__Extracted entries__:

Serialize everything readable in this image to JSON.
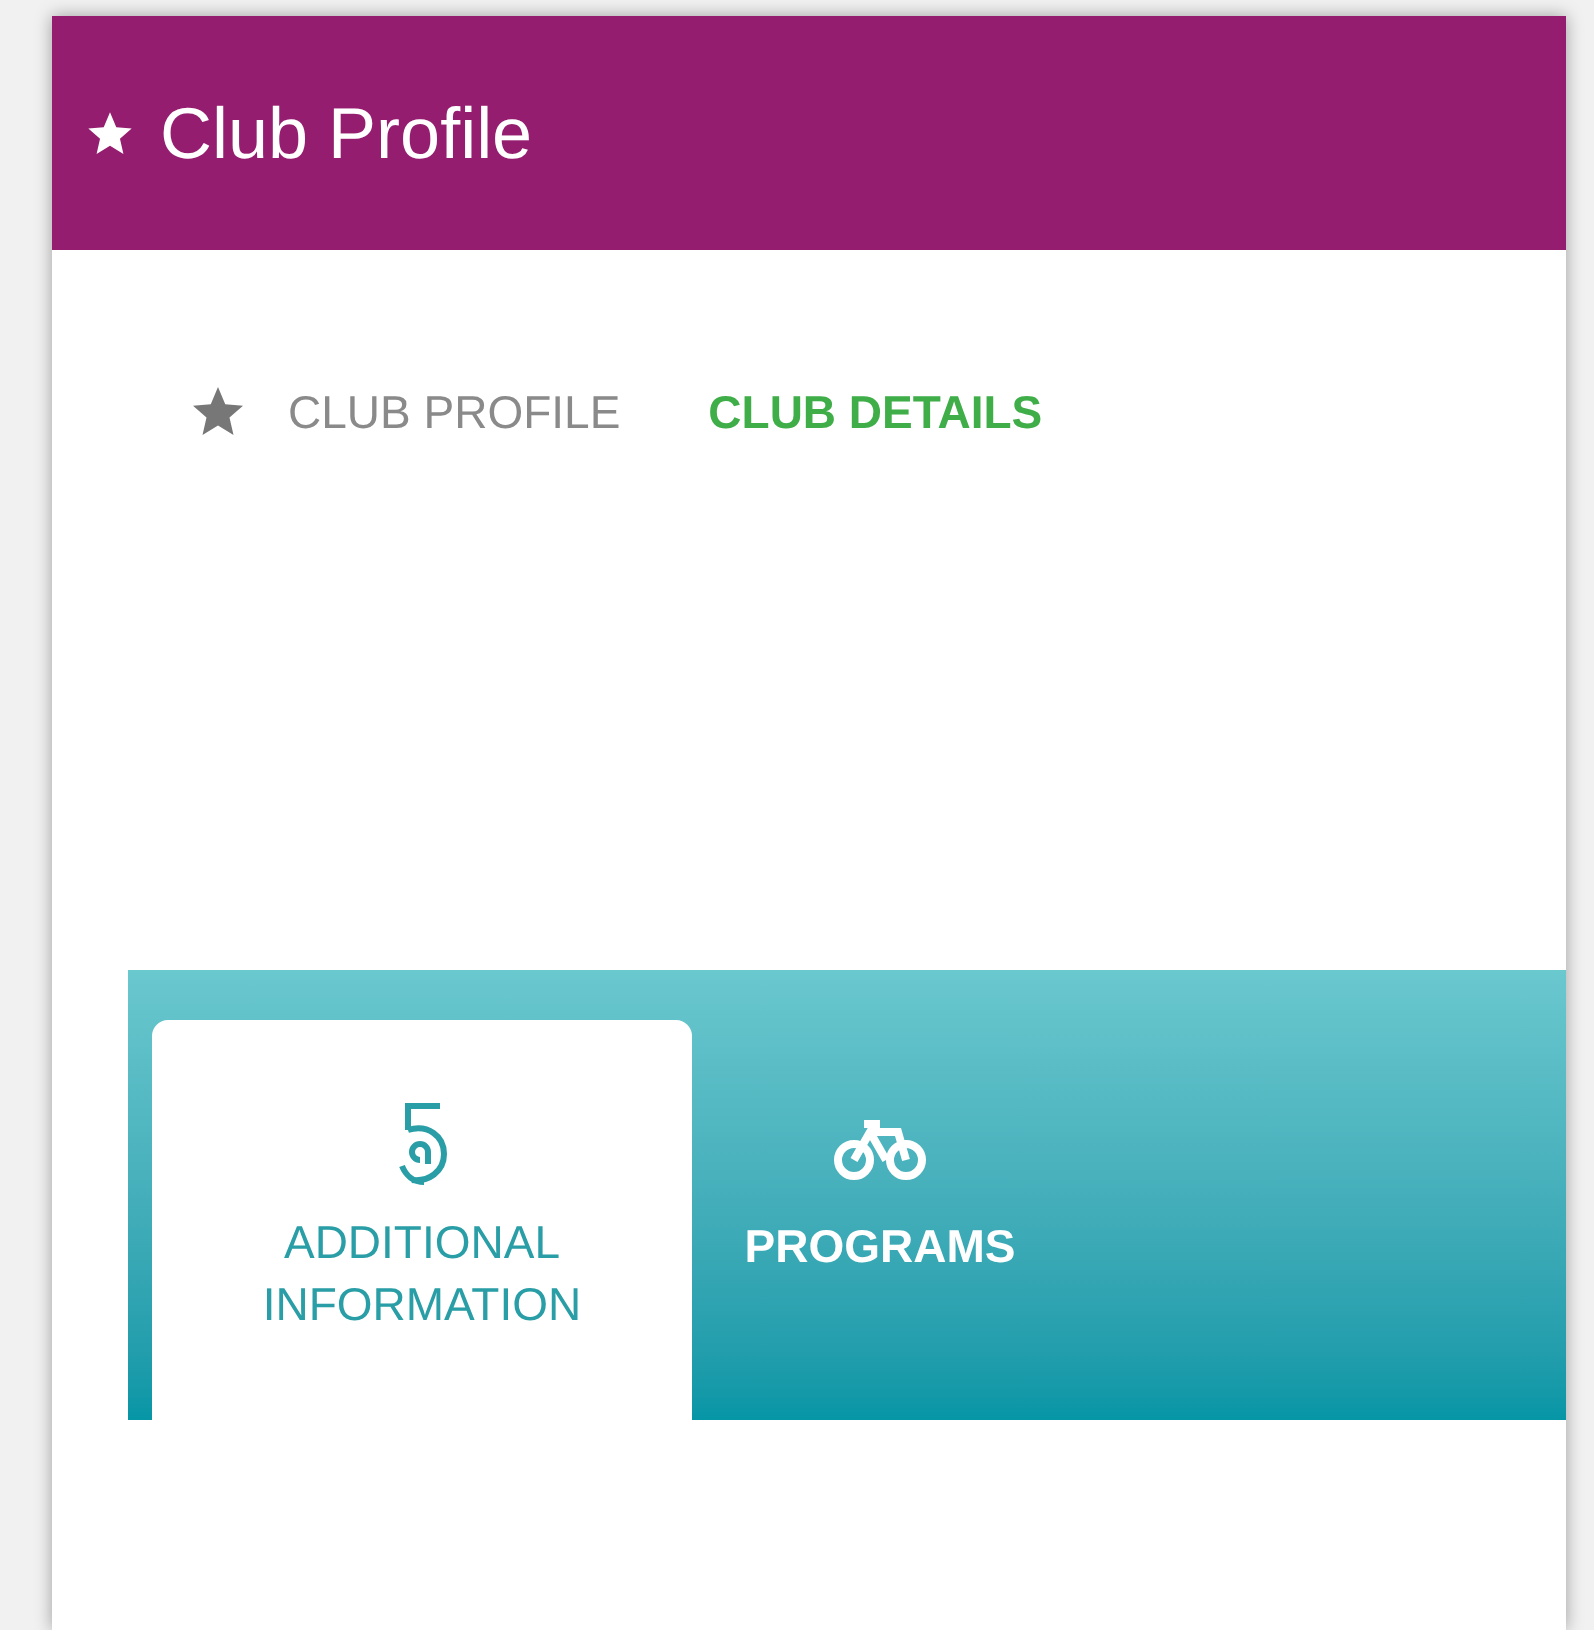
{
  "header": {
    "title": "Club Profile"
  },
  "breadcrumbs": [
    {
      "label": "CLUB PROFILE",
      "kind": "star",
      "selected": false
    },
    {
      "label": "CLUB DETAILS",
      "kind": "plain",
      "selected": true
    }
  ],
  "tabs": [
    {
      "label": "ADDITIONAL INFORMATION",
      "kind": "spiral",
      "selected": true
    },
    {
      "label": "PROGRAMS",
      "kind": "bicycle",
      "selected": false
    }
  ]
}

__Exercise__: Please transcribe the material above exactly as written. Leave the pictures out.

__Right answer__:
Serialize everything readable in this image to JSON.
{
  "header": {
    "title": "Club Profile"
  },
  "breadcrumbs": [
    {
      "label": "CLUB PROFILE",
      "kind": "star",
      "selected": false
    },
    {
      "label": "CLUB DETAILS",
      "kind": "plain",
      "selected": true
    }
  ],
  "tabs": [
    {
      "label": "ADDITIONAL INFORMATION",
      "kind": "spiral",
      "selected": true
    },
    {
      "label": "PROGRAMS",
      "kind": "bicycle",
      "selected": false
    }
  ]
}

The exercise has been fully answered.